SET EXERCISE> How many lines in the entries below include the string "marker"? Answer with the number only.

(Dataset entries on figures)
** BEGIN **
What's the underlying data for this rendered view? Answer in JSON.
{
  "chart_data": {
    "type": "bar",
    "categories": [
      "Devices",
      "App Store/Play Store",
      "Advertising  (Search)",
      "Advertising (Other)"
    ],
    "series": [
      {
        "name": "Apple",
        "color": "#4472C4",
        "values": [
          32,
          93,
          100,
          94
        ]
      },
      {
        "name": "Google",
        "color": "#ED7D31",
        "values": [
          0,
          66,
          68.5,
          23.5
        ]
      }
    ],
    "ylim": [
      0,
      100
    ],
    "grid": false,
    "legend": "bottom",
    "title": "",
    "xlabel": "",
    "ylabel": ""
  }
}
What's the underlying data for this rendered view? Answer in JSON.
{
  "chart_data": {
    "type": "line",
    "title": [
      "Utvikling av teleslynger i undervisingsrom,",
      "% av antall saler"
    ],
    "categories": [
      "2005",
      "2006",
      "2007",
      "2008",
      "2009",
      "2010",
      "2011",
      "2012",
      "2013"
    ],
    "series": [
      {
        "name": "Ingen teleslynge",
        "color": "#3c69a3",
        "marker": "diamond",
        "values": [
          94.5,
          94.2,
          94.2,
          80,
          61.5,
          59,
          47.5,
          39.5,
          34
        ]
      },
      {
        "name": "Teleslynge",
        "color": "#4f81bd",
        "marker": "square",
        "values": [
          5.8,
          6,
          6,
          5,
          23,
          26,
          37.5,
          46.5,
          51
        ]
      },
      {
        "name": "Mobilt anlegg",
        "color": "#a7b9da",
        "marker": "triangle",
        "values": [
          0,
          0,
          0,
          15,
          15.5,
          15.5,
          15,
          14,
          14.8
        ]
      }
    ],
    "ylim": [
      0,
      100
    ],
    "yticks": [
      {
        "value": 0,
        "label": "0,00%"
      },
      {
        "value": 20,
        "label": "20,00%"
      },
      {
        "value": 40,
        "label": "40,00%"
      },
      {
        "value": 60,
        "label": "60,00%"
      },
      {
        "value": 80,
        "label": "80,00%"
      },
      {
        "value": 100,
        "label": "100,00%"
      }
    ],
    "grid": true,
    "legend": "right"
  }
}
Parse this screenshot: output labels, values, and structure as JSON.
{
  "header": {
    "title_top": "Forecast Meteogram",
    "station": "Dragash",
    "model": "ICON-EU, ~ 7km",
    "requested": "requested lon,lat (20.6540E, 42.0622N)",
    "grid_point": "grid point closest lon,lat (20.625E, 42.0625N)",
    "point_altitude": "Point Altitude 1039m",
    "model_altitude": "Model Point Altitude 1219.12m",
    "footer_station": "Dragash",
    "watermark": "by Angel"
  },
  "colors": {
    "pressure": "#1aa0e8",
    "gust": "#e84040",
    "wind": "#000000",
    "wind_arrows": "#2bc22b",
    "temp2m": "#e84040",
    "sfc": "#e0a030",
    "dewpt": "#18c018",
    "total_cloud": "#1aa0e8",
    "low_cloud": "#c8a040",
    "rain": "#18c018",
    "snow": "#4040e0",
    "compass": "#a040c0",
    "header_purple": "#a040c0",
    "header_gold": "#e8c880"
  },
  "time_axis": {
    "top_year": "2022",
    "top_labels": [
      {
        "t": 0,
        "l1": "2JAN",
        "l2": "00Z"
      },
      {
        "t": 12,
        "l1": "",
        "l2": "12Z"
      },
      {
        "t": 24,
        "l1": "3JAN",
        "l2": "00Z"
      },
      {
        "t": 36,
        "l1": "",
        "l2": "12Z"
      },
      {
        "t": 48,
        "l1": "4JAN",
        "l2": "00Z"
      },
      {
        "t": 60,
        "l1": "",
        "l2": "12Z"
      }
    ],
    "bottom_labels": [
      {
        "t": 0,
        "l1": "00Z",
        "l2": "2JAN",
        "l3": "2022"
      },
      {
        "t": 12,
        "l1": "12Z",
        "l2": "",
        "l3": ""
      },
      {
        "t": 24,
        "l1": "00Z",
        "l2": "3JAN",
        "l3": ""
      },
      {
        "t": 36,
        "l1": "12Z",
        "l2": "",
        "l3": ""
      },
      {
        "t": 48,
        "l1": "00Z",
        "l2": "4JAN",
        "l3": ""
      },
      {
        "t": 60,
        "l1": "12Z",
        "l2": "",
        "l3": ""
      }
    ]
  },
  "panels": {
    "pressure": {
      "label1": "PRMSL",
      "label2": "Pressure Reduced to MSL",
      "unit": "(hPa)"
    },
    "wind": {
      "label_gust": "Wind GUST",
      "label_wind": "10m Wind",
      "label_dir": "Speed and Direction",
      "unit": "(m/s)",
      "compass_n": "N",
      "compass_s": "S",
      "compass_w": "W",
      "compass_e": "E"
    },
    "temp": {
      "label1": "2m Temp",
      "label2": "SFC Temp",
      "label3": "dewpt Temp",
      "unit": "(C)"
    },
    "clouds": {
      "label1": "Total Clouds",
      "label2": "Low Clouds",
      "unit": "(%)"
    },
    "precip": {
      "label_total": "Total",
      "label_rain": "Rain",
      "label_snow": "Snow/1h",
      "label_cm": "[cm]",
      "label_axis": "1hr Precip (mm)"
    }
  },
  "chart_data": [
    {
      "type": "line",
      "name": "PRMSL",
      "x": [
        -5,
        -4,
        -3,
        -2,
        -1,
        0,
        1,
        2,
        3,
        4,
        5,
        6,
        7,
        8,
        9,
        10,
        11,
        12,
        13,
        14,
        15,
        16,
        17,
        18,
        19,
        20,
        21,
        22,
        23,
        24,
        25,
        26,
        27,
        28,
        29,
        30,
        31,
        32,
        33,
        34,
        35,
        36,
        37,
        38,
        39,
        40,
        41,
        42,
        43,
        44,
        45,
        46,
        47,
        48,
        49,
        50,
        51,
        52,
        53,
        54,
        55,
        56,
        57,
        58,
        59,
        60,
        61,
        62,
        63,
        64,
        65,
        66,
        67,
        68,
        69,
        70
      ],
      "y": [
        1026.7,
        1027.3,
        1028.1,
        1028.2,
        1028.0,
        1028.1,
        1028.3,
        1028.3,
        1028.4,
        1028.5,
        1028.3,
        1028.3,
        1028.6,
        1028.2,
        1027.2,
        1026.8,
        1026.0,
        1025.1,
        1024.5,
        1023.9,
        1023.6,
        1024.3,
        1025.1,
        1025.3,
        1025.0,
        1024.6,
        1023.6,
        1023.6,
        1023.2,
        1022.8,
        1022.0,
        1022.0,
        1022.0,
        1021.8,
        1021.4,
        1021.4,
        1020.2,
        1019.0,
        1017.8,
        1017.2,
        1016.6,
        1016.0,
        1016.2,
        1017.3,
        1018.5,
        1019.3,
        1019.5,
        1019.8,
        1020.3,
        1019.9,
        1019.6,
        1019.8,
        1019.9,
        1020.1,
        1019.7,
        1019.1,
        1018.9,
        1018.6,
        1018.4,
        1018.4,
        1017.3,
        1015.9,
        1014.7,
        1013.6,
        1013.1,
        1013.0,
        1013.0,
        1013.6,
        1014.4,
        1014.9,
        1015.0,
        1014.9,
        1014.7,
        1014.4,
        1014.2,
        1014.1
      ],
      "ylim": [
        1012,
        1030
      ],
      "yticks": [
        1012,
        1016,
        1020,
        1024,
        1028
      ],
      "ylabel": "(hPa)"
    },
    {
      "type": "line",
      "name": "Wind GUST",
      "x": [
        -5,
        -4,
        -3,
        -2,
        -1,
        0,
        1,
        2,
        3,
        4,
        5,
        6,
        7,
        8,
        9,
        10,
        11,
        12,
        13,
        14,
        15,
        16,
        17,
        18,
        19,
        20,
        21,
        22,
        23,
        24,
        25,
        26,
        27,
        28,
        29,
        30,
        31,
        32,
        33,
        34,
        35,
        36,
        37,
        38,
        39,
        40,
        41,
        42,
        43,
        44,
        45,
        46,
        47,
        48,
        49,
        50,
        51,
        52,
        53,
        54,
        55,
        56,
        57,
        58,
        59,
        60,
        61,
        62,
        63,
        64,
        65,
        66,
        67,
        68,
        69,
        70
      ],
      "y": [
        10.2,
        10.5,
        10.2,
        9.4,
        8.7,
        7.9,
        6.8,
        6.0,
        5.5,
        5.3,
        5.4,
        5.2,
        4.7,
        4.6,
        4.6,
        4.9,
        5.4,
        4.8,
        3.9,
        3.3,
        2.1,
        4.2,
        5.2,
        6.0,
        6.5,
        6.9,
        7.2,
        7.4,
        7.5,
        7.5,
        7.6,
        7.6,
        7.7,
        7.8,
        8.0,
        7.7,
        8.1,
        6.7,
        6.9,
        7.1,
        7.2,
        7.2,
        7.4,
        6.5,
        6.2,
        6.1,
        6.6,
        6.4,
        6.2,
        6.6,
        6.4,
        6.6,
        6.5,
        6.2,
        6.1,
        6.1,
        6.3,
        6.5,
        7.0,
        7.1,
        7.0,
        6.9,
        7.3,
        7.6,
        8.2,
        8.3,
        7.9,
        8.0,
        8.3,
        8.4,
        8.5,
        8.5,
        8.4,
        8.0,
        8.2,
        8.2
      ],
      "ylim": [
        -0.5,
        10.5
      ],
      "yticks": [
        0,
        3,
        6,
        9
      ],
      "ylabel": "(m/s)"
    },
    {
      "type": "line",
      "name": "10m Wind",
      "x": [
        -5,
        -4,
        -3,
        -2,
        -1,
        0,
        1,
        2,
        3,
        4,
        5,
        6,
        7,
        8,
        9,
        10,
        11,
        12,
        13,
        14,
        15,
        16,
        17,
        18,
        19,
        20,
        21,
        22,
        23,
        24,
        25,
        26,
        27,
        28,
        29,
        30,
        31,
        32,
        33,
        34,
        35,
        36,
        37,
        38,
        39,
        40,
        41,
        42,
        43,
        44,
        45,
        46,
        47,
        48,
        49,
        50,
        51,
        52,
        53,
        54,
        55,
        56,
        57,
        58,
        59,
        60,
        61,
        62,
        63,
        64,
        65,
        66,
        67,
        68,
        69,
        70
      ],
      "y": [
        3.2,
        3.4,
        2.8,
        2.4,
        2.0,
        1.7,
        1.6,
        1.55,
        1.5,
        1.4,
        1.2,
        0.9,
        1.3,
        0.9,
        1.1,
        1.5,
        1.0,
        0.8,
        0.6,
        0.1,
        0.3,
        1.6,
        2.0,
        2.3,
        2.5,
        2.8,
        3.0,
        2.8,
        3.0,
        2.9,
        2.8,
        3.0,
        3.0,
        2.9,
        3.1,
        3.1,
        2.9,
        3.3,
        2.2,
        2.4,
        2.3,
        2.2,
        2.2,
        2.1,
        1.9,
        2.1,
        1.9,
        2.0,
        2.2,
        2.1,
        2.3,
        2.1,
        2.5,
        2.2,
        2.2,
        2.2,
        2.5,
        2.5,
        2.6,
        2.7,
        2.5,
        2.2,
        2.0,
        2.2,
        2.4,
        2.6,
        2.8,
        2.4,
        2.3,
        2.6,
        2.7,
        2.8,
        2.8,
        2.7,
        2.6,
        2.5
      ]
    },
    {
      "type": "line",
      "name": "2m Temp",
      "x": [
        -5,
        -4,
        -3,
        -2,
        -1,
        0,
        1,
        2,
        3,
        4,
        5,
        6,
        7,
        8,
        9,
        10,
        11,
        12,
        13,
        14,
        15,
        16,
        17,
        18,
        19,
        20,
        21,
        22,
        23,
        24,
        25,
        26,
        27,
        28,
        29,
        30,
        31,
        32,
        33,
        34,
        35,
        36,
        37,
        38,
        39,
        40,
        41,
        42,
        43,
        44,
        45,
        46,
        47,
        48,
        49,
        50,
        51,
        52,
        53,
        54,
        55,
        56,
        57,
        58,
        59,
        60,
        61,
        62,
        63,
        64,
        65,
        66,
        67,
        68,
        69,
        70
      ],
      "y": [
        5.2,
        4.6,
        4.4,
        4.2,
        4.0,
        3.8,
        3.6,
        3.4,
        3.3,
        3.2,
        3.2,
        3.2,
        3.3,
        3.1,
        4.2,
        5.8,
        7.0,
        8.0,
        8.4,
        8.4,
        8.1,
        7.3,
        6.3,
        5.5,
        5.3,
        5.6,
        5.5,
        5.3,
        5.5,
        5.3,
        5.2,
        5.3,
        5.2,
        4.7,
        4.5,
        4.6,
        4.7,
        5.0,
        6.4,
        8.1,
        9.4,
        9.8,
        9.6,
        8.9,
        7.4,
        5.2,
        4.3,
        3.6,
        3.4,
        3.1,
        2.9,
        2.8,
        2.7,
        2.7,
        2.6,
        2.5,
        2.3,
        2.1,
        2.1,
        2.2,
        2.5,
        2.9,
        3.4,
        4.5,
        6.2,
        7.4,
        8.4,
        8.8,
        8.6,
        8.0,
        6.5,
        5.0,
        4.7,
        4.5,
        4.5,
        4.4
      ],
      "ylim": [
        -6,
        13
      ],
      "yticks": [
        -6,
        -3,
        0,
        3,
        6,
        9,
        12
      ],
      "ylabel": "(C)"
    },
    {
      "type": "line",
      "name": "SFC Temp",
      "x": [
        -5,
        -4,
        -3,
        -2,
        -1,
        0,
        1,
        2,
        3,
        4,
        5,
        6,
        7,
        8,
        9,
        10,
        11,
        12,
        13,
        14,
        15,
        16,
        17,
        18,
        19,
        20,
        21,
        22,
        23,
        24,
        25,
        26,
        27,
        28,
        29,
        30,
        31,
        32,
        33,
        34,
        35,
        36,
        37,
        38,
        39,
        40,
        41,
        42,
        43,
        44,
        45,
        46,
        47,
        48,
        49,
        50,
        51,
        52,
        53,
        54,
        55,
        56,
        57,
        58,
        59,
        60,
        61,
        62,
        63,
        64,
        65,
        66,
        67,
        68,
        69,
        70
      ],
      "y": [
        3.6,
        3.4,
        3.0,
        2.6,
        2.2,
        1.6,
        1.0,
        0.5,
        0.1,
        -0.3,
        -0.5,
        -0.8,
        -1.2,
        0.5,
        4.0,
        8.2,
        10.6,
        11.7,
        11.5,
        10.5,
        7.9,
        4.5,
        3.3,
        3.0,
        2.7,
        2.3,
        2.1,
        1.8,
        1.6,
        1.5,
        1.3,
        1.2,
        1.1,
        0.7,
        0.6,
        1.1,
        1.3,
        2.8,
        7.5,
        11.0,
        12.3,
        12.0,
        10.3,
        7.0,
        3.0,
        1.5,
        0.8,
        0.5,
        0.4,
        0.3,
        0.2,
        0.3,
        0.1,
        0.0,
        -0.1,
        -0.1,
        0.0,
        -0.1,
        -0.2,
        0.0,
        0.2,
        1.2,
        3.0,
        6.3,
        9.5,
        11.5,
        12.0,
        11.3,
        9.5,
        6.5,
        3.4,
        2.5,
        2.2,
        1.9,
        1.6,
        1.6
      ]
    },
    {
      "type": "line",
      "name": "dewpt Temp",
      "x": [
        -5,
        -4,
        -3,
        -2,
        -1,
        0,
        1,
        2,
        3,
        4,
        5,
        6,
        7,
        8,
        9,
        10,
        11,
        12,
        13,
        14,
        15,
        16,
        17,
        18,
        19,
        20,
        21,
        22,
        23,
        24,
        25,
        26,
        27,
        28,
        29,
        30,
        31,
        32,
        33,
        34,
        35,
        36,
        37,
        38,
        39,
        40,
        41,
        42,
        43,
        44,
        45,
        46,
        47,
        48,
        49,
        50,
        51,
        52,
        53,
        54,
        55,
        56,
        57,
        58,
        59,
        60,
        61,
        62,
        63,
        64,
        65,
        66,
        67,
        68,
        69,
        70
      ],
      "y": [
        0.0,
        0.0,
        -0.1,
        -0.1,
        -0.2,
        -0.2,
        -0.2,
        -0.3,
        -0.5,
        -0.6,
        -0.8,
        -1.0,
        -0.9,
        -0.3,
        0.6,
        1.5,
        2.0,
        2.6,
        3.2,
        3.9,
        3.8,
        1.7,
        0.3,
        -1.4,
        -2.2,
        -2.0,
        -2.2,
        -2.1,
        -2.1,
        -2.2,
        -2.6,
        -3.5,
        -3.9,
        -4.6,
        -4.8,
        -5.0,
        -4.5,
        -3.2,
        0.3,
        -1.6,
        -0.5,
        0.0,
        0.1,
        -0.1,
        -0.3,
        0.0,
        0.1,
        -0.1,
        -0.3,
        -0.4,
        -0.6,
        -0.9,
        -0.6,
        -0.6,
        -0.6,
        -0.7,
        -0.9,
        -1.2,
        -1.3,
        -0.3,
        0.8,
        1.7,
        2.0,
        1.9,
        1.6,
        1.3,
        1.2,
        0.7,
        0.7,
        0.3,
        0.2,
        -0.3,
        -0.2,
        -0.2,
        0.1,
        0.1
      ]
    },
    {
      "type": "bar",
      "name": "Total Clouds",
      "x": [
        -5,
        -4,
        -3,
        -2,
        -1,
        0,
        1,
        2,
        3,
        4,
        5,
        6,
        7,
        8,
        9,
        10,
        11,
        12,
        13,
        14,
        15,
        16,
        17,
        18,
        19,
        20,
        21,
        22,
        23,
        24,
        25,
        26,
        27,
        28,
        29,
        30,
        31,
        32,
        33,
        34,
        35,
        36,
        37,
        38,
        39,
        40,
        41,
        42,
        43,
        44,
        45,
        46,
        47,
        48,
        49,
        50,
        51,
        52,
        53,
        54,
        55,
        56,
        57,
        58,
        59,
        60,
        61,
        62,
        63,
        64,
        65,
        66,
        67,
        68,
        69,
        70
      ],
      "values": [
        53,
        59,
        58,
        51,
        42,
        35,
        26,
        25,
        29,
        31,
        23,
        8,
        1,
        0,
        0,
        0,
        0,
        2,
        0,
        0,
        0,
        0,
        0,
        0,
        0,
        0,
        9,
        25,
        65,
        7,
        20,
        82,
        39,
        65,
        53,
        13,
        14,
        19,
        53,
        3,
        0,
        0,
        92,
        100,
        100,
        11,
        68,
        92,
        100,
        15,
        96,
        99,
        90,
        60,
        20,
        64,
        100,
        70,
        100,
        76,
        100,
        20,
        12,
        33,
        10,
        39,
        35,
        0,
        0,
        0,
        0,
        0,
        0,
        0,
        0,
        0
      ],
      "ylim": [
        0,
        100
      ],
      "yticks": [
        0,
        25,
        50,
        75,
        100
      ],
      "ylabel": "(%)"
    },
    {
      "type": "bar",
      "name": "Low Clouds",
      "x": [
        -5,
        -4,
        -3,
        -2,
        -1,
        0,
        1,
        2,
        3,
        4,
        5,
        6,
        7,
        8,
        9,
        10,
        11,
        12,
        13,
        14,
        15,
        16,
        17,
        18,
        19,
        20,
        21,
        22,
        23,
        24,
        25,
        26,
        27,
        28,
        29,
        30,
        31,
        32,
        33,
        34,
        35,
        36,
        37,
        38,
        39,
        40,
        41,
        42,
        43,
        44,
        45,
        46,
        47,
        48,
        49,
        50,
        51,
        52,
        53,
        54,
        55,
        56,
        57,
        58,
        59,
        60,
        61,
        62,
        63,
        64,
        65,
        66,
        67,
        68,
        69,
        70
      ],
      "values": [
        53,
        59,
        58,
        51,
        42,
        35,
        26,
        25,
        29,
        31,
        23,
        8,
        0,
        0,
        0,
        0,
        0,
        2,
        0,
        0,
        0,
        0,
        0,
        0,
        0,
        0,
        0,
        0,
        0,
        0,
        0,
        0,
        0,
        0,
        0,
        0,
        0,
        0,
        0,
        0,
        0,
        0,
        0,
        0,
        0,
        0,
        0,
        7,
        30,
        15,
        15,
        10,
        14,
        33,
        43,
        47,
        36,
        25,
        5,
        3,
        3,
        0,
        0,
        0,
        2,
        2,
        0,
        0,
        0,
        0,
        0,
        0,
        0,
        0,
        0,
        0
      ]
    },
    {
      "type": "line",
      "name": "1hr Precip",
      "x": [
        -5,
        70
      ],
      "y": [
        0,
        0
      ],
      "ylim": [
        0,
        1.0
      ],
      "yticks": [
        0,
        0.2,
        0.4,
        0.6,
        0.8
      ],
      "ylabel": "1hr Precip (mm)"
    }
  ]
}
** END **
RESPONSE> 3